Task objective:
Pictures should be excluded; otherwise, copy every entry exactly.

Provided records:
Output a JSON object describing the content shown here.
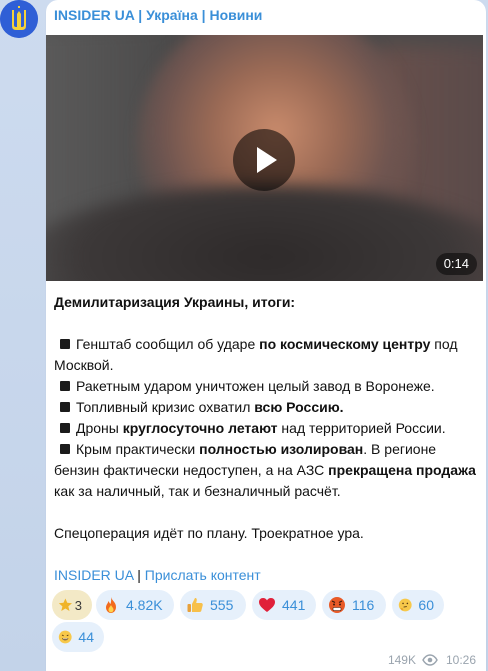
{
  "channel": {
    "name": "INSIDER UA | Україна | Новини"
  },
  "video": {
    "duration": "0:14"
  },
  "post": {
    "title": "Демилитаризация Украины, итоги:",
    "lines": [
      {
        "pre": "Генштаб сообщил об ударе ",
        "bold": "по космическому центру",
        "post": " под Москвой."
      },
      {
        "pre": "Ракетным ударом уничтожен целый завод в Воронеже.",
        "bold": "",
        "post": ""
      },
      {
        "pre": "Топливный кризис охватил ",
        "bold": "всю Россию.",
        "post": ""
      },
      {
        "pre": "Дроны ",
        "bold": "круглосуточно летают",
        "post": " над территорией России."
      },
      {
        "pre": "Крым практически ",
        "bold": "полностью изолирован",
        "post": ". В регионе бензин фактически недоступен, а на АЗС ",
        "bold2": "прекращена продажа",
        "post2": " как за наличный, так и безналичный расчёт."
      }
    ],
    "footer_text": "Спецоперация идёт по плану. Троекратное ура.",
    "links": {
      "channel": "INSIDER UA",
      "separator": "|",
      "suggest": "Прислать контент"
    }
  },
  "reactions": [
    {
      "icon": "star-icon",
      "count": "3"
    },
    {
      "icon": "fire-icon",
      "count": "4.82K"
    },
    {
      "icon": "thumbs-up-icon",
      "count": "555"
    },
    {
      "icon": "heart-icon",
      "count": "441"
    },
    {
      "icon": "angry-face-icon",
      "count": "116"
    },
    {
      "icon": "thinking-face-icon",
      "count": "60"
    },
    {
      "icon": "grinning-face-icon",
      "count": "44"
    }
  ],
  "meta": {
    "views": "149K",
    "time": "10:26"
  },
  "colors": {
    "accent": "#3a8fd8",
    "bubble": "#ffffff",
    "reaction_bg": "#e6f0fb"
  }
}
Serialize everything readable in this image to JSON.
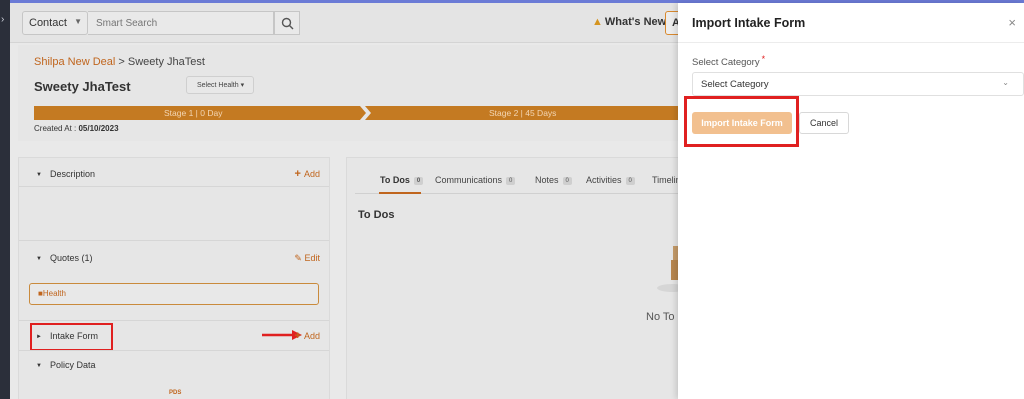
{
  "header": {
    "contact_label": "Contact",
    "search_placeholder": "Smart Search",
    "whats_new": "What's New",
    "add_partial": "A"
  },
  "deal": {
    "breadcrumb_parent": "Shilpa New Deal",
    "breadcrumb_sep": ">",
    "breadcrumb_current": "Sweety JhaTest",
    "title": "Sweety JhaTest",
    "health_select": "Select Health",
    "stages": [
      "Stage 1 | 0 Day",
      "Stage 2 | 45 Days"
    ],
    "created_label": "Created At :",
    "created_date": "05/10/2023"
  },
  "left_panel": {
    "description": {
      "label": "Description",
      "action": "Add"
    },
    "quotes": {
      "label": "Quotes (1)",
      "action": "Edit"
    },
    "health_item": "Health",
    "intake_form": {
      "label": "Intake Form",
      "action": "Add"
    },
    "policy_data": {
      "label": "Policy Data"
    },
    "policy_logo": "PDS"
  },
  "right_panel": {
    "tabs": [
      {
        "label": "To Dos",
        "count": "0"
      },
      {
        "label": "Communications",
        "count": "0"
      },
      {
        "label": "Notes",
        "count": "0"
      },
      {
        "label": "Activities",
        "count": "0"
      },
      {
        "label": "Timeline",
        "count": ""
      }
    ],
    "section_title": "To Dos",
    "empty_text": "No To D"
  },
  "drawer": {
    "title": "Import Intake Form",
    "close": "×",
    "category_label": "Select Category",
    "required_mark": "*",
    "category_value": "Select Category",
    "import_button": "Import Intake Form",
    "cancel_button": "Cancel"
  },
  "colors": {
    "accent": "#c0651d",
    "highlight": "#e02020",
    "import_button_bg": "#f2c08f"
  }
}
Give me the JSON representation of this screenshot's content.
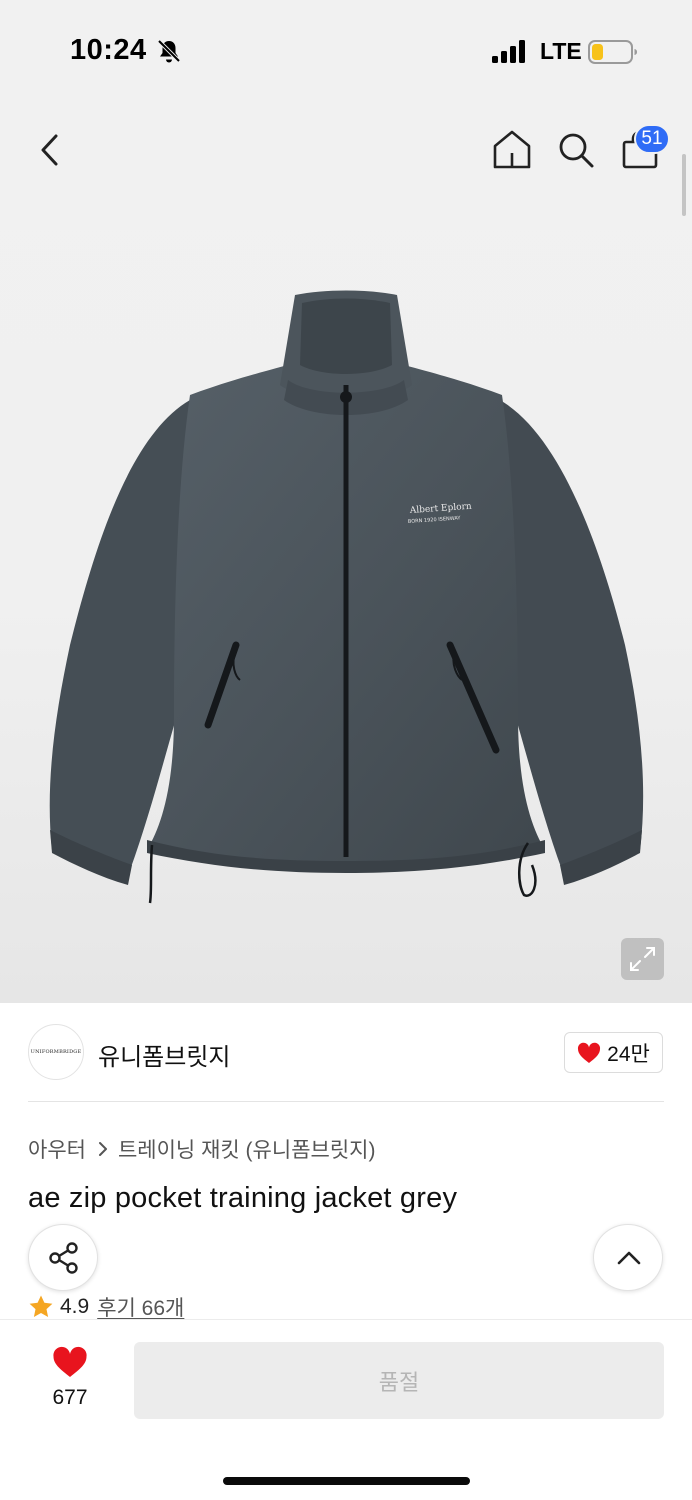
{
  "status_bar": {
    "time": "10:24",
    "network": "LTE",
    "icons": [
      "bell-slash-icon",
      "signal-icon",
      "battery-icon"
    ]
  },
  "header": {
    "icons": [
      "back-icon",
      "home-icon",
      "search-icon",
      "cart-icon"
    ],
    "cart_badge": "51"
  },
  "hero": {
    "image": "jacket-photo",
    "print_line1": "Albert Eplorn",
    "print_line2": "BORN 1920 ISENWAY"
  },
  "brand": {
    "logo_text": "UNIFORMBRIDGE",
    "name": "유니폼브릿지",
    "like_count": "24만"
  },
  "product": {
    "breadcrumb": [
      "아우터",
      "트레이닝 재킷 (유니폼브릿지)"
    ],
    "title": "ae zip pocket training jacket grey",
    "rating": "4.9",
    "reviews": "후기 66개"
  },
  "bottom_bar": {
    "wish_count": "677",
    "action_label": "품절"
  },
  "colors": {
    "accent_blue": "#2f6cf6",
    "heart_red": "#e8141e",
    "star_orange": "#f5a623",
    "jacket_grey": "#4a535a"
  }
}
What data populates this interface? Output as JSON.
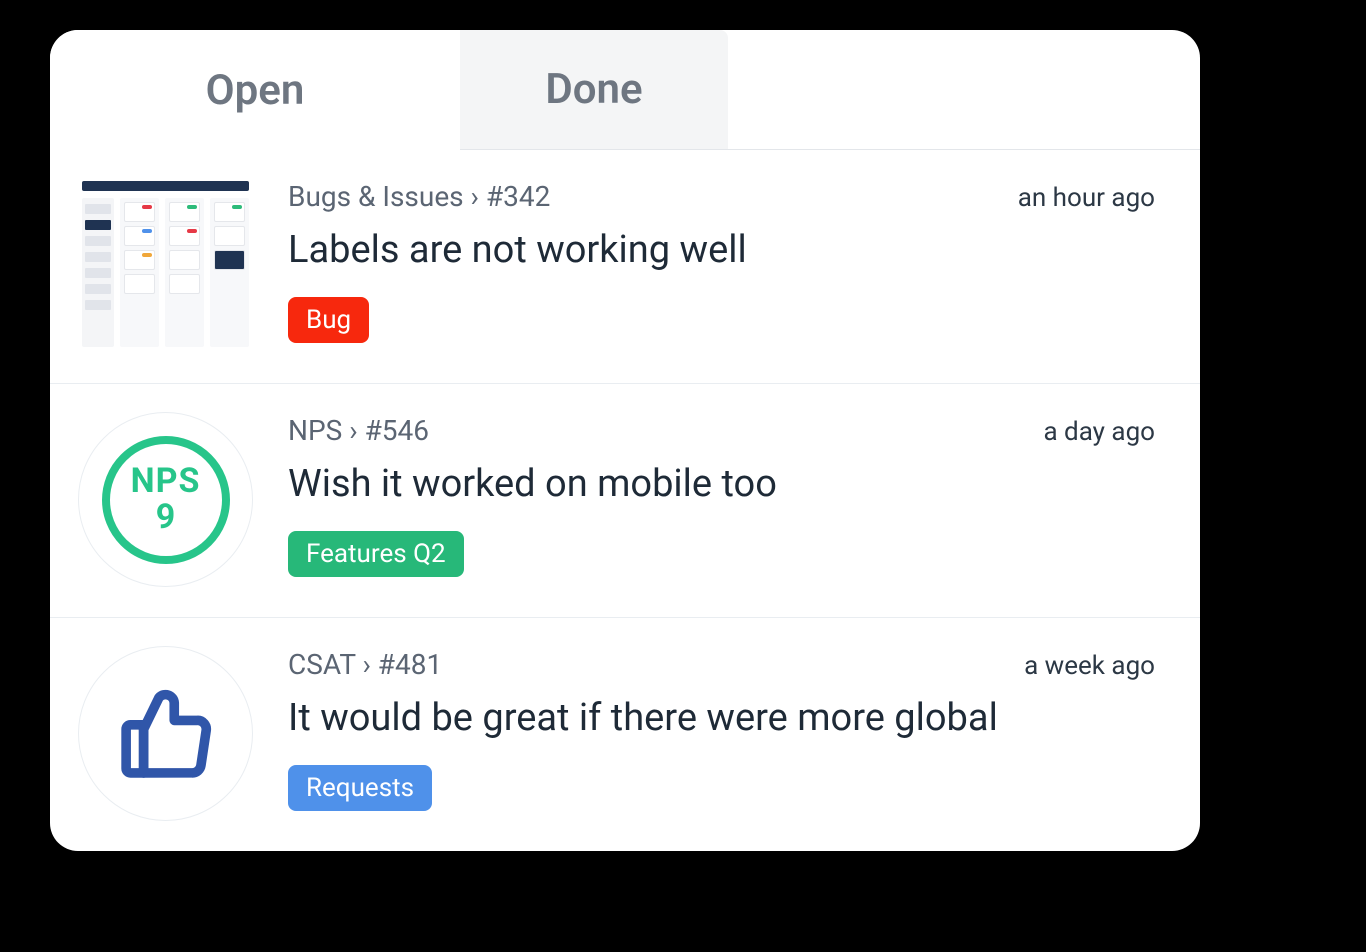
{
  "tabs": {
    "open": "Open",
    "done": "Done"
  },
  "items": [
    {
      "category": "Bugs & Issues",
      "ref": "#342",
      "breadcrumb": "Bugs & Issues › #342",
      "title": "Labels are not working well",
      "timestamp": "an hour ago",
      "tag": {
        "label": "Bug",
        "color": "red"
      },
      "thumb_type": "screenshot"
    },
    {
      "category": "NPS",
      "ref": "#546",
      "breadcrumb": "NPS › #546",
      "title": "Wish it worked on mobile too",
      "timestamp": "a day ago",
      "tag": {
        "label": "Features Q2",
        "color": "green"
      },
      "thumb_type": "nps",
      "nps": {
        "label": "NPS",
        "score": "9"
      }
    },
    {
      "category": "CSAT",
      "ref": "#481",
      "breadcrumb": "CSAT › #481",
      "title": "It would be great if there were more global",
      "timestamp": "a week ago",
      "tag": {
        "label": "Requests",
        "color": "blue"
      },
      "thumb_type": "thumbsup"
    }
  ]
}
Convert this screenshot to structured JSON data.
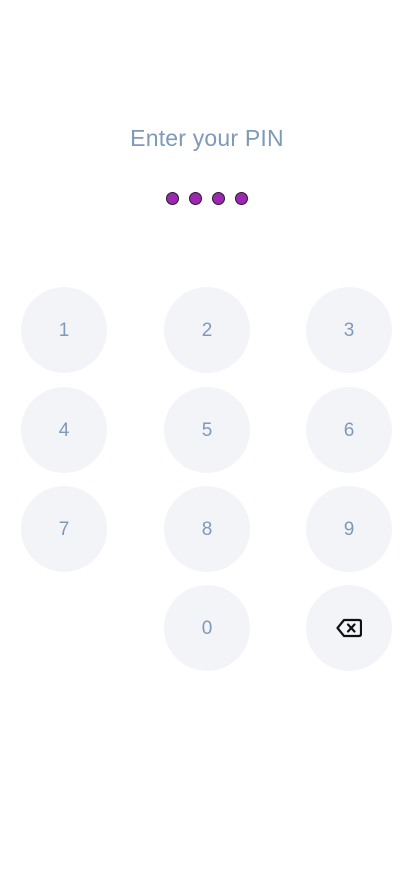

Exercise response:
Output a JSON object describing the content shown here.
{
  "channel": {
    "name": "INSIDER UA | Україна | Новини"
  },
  "video": {
    "duration": "0:14"
  },
  "post": {
    "title": "Демилитаризация Украины, итоги:",
    "lines": [
      {
        "pre": "Генштаб сообщил об ударе ",
        "bold": "по космическому центру",
        "post": " под Москвой."
      },
      {
        "pre": "Ракетным ударом уничтожен целый завод в Воронеже.",
        "bold": "",
        "post": ""
      },
      {
        "pre": "Топливный кризис охватил ",
        "bold": "всю Россию.",
        "post": ""
      },
      {
        "pre": "Дроны ",
        "bold": "круглосуточно летают",
        "post": " над территорией России."
      },
      {
        "pre": "Крым практически ",
        "bold": "полностью изолирован",
        "post": ". В регионе бензин фактически недоступен, а на АЗС ",
        "bold2": "прекращена продажа",
        "post2": " как за наличный, так и безналичный расчёт."
      }
    ],
    "footer_text": "Спецоперация идёт по плану. Троекратное ура.",
    "links": {
      "channel": "INSIDER UA",
      "separator": "|",
      "suggest": "Прислать контент"
    }
  },
  "reactions": [
    {
      "icon": "star-icon",
      "count": "3"
    },
    {
      "icon": "fire-icon",
      "count": "4.82K"
    },
    {
      "icon": "thumbs-up-icon",
      "count": "555"
    },
    {
      "icon": "heart-icon",
      "count": "441"
    },
    {
      "icon": "angry-face-icon",
      "count": "116"
    },
    {
      "icon": "thinking-face-icon",
      "count": "60"
    },
    {
      "icon": "grinning-face-icon",
      "count": "44"
    }
  ],
  "meta": {
    "views": "149K",
    "time": "10:26"
  },
  "colors": {
    "accent": "#3a8fd8",
    "bubble": "#ffffff",
    "reaction_bg": "#e6f0fb"
  }
}
Serialize everything readable in this image to JSON.
{
  "header": {
    "contact_label": "Contact",
    "search_placeholder": "Smart Search",
    "whats_new": "What's New",
    "add_partial": "A"
  },
  "deal": {
    "breadcrumb_parent": "Shilpa New Deal",
    "breadcrumb_sep": ">",
    "breadcrumb_current": "Sweety JhaTest",
    "title": "Sweety JhaTest",
    "health_select": "Select Health",
    "stages": [
      "Stage 1 | 0 Day",
      "Stage 2 | 45 Days"
    ],
    "created_label": "Created At :",
    "created_date": "05/10/2023"
  },
  "left_panel": {
    "description": {
      "label": "Description",
      "action": "Add"
    },
    "quotes": {
      "label": "Quotes (1)",
      "action": "Edit"
    },
    "health_item": "Health",
    "intake_form": {
      "label": "Intake Form",
      "action": "Add"
    },
    "policy_data": {
      "label": "Policy Data"
    },
    "policy_logo": "PDS"
  },
  "right_panel": {
    "tabs": [
      {
        "label": "To Dos",
        "count": "0"
      },
      {
        "label": "Communications",
        "count": "0"
      },
      {
        "label": "Notes",
        "count": "0"
      },
      {
        "label": "Activities",
        "count": "0"
      },
      {
        "label": "Timeline",
        "count": ""
      }
    ],
    "section_title": "To Dos",
    "empty_text": "No To D"
  },
  "drawer": {
    "title": "Import Intake Form",
    "close": "×",
    "category_label": "Select Category",
    "required_mark": "*",
    "category_value": "Select Category",
    "import_button": "Import Intake Form",
    "cancel_button": "Cancel"
  },
  "colors": {
    "accent": "#c0651d",
    "highlight": "#e02020",
    "import_button_bg": "#f2c08f"
  }
}
Give me the JSON representation of this screenshot's content.
{
  "status_bar": {
    "time": "10:24",
    "network": "LTE",
    "icons": [
      "bell-slash-icon",
      "signal-icon",
      "battery-icon"
    ]
  },
  "header": {
    "icons": [
      "back-icon",
      "home-icon",
      "search-icon",
      "cart-icon"
    ],
    "cart_badge": "51"
  },
  "hero": {
    "image": "jacket-photo",
    "print_line1": "Albert Eplorn",
    "print_line2": "BORN 1920 ISENWAY"
  },
  "brand": {
    "logo_text": "UNIFORMBRIDGE",
    "name": "유니폼브릿지",
    "like_count": "24만"
  },
  "product": {
    "breadcrumb": [
      "아우터",
      "트레이닝 재킷 (유니폼브릿지)"
    ],
    "title": "ae zip pocket training jacket grey",
    "rating": "4.9",
    "reviews": "후기 66개"
  },
  "bottom_bar": {
    "wish_count": "677",
    "action_label": "품절"
  },
  "colors": {
    "accent_blue": "#2f6cf6",
    "heart_red": "#e8141e",
    "star_orange": "#f5a623",
    "jacket_grey": "#4a535a"
  }
}
What data populates this interface? Output as JSON.
{
  "tabs": {
    "open": "Open",
    "done": "Done"
  },
  "items": [
    {
      "category": "Bugs & Issues",
      "ref": "#342",
      "breadcrumb": "Bugs & Issues › #342",
      "title": "Labels are not working well",
      "timestamp": "an hour ago",
      "tag": {
        "label": "Bug",
        "color": "red"
      },
      "thumb_type": "screenshot"
    },
    {
      "category": "NPS",
      "ref": "#546",
      "breadcrumb": "NPS › #546",
      "title": "Wish it worked on mobile too",
      "timestamp": "a day ago",
      "tag": {
        "label": "Features Q2",
        "color": "green"
      },
      "thumb_type": "nps",
      "nps": {
        "label": "NPS",
        "score": "9"
      }
    },
    {
      "category": "CSAT",
      "ref": "#481",
      "breadcrumb": "CSAT › #481",
      "title": "It would be great if there were more global",
      "timestamp": "a week ago",
      "tag": {
        "label": "Requests",
        "color": "blue"
      },
      "thumb_type": "thumbsup"
    }
  ]
}
Convert this screenshot to structured JSON data.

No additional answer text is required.